Given passage ::
"""
Don’t get me wrong, it’s still a massive undertaking – but it’s definitely not impossible. Hey, if I can do it, anyone can :)

Ridge Racer 6

Xbox Live – I’m abso-fucking-lutely loving it. Far more than I ever thought I would.

Most of you 360ers will know about; a neat part of their service is that they provide leaderboards that you can filter by Game, Zone, or Country. So naturally, once you get past the usual jousting amongst your friends, you get to the stage where you start looking at where you stand with respect to your neighbours.

Now, I’ll profess to being an average gamer – I’m OK, I’ve got a smidge of “natural” ability, but I’m far from good. But, in perusing the Australian charts, I saw a chance, an opening. For Ridge Racer 6.

Now, up until a few years ago, I fucking hated racing games. But then a pic of Ahchay & nbcl… er, strawdonkey playing F-Zero GX graced the virtual pages of Way of the Rodent, and I thought “I’ll have some of that.” And I was poo at it. Only this year, after playing pretty frequently, did I manage to unlock the Master Cup. But I loved it, each and every second that it was handing my arse to me on a platter with a frilly pink bow on it. But that’s another story.

The point is, I’m not a natural racer – I’m as untalented at racers as I am in fighting games. But I liked Ridge Racer 6 – eschewing any pretence at realism, it just felt like honest, glorious, absolutely silly good fun. From the first extravagant drift around the first corner, I was hooked. For all the second-hand swearing I submitted my SO to, she never once saw me without a big stoopid grin on my face. I was crap at the game, but I was learning… slowly.

I caned RR6. Calouses formed on the the tips of my thumbs from thrashing the cars around the Ridge Racer Universe. Hours of gameplay passed. I got stuck many, many times. Venturing online for the first time, only to encounter the Japanese and Korean pros who had been playing three months longer than I and could lap me whilst drifting (for fuck’s sake!) only served to reinforce my own perceived crapulence.

But then – 80 hours in – something clicked. Some nugget of knowledge finally lodged itself in my brain; something suddenly made sense. I unlocked the Final Series. I persevered with the much-hated Final 1 race… then came Final 2. The rest came with a rush, almost like a flourish. I finished the Final Series. My Gamer Score went through the roof as Achievements were achieved and unlockables unlocked.
"""
Required actions ::
A – In the Ridge Racer 6 post, how many hours of play had passed when something finally clicked?
B – Print the part of the Ridge Racer 6 post starting with "I caned RR6." and going on through "own perceived crapulence.".
C – Proceed with the Ridge Racer 6 post from the point where it stops.
The items below have no connection to the Ridge Racer 6 post.

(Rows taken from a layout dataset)
"""
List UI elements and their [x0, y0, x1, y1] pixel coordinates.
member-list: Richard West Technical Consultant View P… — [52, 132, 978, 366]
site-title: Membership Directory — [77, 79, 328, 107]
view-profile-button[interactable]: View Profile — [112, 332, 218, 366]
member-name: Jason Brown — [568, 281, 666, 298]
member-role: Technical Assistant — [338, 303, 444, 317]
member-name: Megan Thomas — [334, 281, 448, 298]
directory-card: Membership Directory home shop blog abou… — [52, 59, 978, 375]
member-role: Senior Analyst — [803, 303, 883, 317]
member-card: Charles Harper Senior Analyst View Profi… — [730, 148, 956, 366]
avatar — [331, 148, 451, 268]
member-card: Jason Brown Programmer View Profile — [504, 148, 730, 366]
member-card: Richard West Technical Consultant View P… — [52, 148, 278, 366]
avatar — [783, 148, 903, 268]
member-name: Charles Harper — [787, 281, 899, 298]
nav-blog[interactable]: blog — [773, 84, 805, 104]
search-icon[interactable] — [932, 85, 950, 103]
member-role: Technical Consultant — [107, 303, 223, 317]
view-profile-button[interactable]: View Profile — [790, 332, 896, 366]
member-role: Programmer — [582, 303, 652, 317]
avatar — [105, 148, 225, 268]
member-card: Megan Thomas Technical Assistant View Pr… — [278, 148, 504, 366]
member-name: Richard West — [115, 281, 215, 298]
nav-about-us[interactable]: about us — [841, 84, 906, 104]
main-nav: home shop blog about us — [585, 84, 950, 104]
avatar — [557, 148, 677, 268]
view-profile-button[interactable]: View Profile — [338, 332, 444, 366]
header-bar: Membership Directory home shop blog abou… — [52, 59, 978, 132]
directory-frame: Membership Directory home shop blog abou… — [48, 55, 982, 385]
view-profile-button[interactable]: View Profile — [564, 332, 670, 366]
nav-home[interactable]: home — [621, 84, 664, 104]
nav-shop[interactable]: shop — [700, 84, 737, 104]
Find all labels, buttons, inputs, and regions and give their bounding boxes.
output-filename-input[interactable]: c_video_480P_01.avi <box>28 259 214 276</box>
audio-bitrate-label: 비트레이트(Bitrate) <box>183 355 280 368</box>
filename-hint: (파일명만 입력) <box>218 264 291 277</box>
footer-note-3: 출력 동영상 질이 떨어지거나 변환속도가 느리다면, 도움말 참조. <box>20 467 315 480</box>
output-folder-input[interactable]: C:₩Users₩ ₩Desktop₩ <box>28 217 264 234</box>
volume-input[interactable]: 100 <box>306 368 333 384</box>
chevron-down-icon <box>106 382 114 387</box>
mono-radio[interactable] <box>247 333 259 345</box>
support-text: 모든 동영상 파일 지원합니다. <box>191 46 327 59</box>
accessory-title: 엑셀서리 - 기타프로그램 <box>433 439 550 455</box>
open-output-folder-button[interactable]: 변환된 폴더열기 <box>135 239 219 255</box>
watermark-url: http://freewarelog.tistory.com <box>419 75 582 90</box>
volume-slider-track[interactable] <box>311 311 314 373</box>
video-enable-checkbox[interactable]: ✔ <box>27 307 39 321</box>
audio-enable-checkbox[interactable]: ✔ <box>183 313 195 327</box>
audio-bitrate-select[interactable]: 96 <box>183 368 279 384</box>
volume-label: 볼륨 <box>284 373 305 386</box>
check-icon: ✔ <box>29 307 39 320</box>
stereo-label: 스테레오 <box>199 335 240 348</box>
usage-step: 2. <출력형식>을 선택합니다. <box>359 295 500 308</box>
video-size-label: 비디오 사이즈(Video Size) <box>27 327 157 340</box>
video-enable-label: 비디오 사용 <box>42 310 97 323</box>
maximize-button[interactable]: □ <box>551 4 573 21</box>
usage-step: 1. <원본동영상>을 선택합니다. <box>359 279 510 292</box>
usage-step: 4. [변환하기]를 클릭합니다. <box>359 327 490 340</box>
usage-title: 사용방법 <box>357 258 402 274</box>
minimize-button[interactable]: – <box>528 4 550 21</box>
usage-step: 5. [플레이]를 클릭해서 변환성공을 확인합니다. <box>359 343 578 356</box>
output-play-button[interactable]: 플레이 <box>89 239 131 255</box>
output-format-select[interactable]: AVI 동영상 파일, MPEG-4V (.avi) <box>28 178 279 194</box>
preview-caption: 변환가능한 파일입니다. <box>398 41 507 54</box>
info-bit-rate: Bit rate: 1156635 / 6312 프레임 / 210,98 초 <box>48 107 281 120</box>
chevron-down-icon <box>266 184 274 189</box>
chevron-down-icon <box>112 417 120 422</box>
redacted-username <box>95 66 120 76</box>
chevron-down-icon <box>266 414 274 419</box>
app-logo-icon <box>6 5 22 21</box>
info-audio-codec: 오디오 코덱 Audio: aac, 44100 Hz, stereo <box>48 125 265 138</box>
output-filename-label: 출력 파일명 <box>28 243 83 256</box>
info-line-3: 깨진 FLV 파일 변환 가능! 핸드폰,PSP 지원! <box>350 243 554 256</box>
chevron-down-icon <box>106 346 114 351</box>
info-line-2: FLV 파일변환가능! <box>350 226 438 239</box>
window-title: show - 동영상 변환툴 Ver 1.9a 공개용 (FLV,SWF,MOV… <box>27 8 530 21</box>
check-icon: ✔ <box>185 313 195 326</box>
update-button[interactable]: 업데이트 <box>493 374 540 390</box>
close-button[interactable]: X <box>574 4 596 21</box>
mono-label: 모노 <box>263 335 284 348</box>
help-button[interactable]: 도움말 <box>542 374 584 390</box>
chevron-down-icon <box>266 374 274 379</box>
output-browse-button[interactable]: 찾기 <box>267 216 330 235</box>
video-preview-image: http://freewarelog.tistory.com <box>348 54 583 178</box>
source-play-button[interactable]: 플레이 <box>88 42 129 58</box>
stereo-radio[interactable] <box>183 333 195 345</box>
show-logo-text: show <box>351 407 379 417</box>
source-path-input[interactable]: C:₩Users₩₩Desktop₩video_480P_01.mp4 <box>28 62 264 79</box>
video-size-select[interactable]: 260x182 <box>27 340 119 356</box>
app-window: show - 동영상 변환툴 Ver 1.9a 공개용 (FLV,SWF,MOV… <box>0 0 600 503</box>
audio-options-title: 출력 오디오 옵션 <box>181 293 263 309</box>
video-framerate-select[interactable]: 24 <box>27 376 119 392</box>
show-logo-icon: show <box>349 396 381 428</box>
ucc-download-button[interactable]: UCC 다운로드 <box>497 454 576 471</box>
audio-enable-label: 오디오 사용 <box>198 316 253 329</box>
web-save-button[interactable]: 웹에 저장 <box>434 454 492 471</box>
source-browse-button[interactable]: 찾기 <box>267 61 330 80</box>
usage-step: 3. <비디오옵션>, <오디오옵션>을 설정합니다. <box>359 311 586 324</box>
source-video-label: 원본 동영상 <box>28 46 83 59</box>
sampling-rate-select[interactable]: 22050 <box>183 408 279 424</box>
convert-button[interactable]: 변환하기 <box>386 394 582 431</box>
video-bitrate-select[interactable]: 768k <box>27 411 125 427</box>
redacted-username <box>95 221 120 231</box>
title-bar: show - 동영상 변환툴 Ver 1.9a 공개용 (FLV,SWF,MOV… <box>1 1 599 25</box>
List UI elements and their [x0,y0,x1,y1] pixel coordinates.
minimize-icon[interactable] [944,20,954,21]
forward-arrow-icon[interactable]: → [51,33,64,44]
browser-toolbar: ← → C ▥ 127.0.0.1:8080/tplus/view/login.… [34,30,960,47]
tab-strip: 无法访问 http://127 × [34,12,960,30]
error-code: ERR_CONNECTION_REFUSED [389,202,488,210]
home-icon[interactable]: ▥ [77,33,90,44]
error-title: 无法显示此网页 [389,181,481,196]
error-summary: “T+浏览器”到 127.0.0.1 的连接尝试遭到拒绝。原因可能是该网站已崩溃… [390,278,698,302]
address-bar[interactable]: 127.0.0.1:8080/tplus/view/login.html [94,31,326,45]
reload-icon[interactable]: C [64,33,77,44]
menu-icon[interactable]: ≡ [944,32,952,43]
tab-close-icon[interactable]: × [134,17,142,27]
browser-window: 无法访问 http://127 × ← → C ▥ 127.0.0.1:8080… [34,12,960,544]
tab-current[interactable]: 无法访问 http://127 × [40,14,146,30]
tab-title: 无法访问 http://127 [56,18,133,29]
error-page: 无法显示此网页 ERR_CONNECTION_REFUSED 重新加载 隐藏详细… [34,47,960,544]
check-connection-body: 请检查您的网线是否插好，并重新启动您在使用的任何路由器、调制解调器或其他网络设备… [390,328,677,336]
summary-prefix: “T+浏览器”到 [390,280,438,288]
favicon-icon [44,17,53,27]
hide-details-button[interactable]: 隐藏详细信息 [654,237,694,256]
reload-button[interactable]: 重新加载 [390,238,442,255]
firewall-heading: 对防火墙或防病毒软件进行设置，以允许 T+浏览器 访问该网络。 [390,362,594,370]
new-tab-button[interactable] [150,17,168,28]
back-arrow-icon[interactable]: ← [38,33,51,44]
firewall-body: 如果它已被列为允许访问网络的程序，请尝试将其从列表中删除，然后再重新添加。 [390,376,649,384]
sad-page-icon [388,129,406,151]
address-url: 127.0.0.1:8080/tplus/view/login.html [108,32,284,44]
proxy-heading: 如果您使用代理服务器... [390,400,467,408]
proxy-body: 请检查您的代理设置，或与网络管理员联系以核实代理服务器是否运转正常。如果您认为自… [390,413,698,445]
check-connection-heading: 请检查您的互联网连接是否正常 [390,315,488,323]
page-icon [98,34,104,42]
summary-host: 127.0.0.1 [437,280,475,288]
"""
Solved tasks ::
A – 80 hours.

B –
I caned RR6. Calouses formed on the the tips of my thumbs from thrashing the cars around the Ridge Racer Universe. Hours of gameplay passed. I got stuck many, many times. Venturing online for the first time, only to encounter the Japanese and Korean pros who had been playing three months longer than I and could lap me whilst drifting (for fuck’s sake!) only served to reinforce my own perceived crapulence.

C –
I checked the Australian leaderboard again; there were still two players ahead of me. Comparing their Achievements to mine indicated that they were both able to score some extra points relatively easily. To leapfrog ahead of them, I had to do some serious racing – I had to get the 100 points for racing 10,000 miles.

But after 80 hours of play, I only had 6996 miles.

The next day-and-a-half were a flurry of driving, occasionally looking over my shoulder to look for any movement from the competition, whilst pushing my thumbs and forefingers to the brink of RSI. I was calculating the number of races left, counting them down. Continuous triple-nitrous blasts were continually applied. Sleep – bah! No time for sleep!

10 races to go… 5… 3. 2. 1.

As I exited the Single Race menu, the standard Ridge Racer 6 achievement display popped up. I scurried over to, confirming that the Achievement had registered. I checked; they hadn’t updated their stats yet.

F5. F5. F5. F5.

And, suddenly, I sat atop the leaderboard for my country.

I won’t lie; at the time I thought it was going to be mere moments until I lost that honour, because I’m really not that good. But the thing is, it feels like one of the greatest bits of gaming I’ve ever managed. It feels weighty to me. It feels like an Achievement: I really wanted to do it, and I managed to learn – or was taught (by a spectacular game) – how to do it.

Would I have bothered, had I not been spurred on by Xbox Live and its endless possible statistical comparisons? Maybe not – I certainly never “finished” F-Zero GX, did I? So I have this overwhelming sense of pride in this tiny, piffly, insignificant thing that I’ve done, and it’ll always be associated with the social cajoling of Xbox Live. And I’ll always feel lucky to have experienced that.

Sadly, though, this is not a story with an entirely happy ending. About a month-and-a-half later I was joined at the top of the Australian rankings by a chap who was my alphabetical superior; thus, when demonstrating my top-ranking to my nephews, they remained unconvinced that having your name second on the list is equivalent to an “equal first”. They’ll learn, the bastards.

Worse, though, is the amount of Achievement cheating that appears to be going on now. A recent check of the leaderboard shows a bunch of people who appear to have used someone else’s saved game to glean their “achievements”; seriously, acquiring all of RR6‘s Achievements in one day? Getting a 200 Win Achievement before a 50 Win Achievement?

Clearly, this fantastic incremental idea of public Achievements – those very items whose presence drove me to be a better player – can also have a negative effect, too.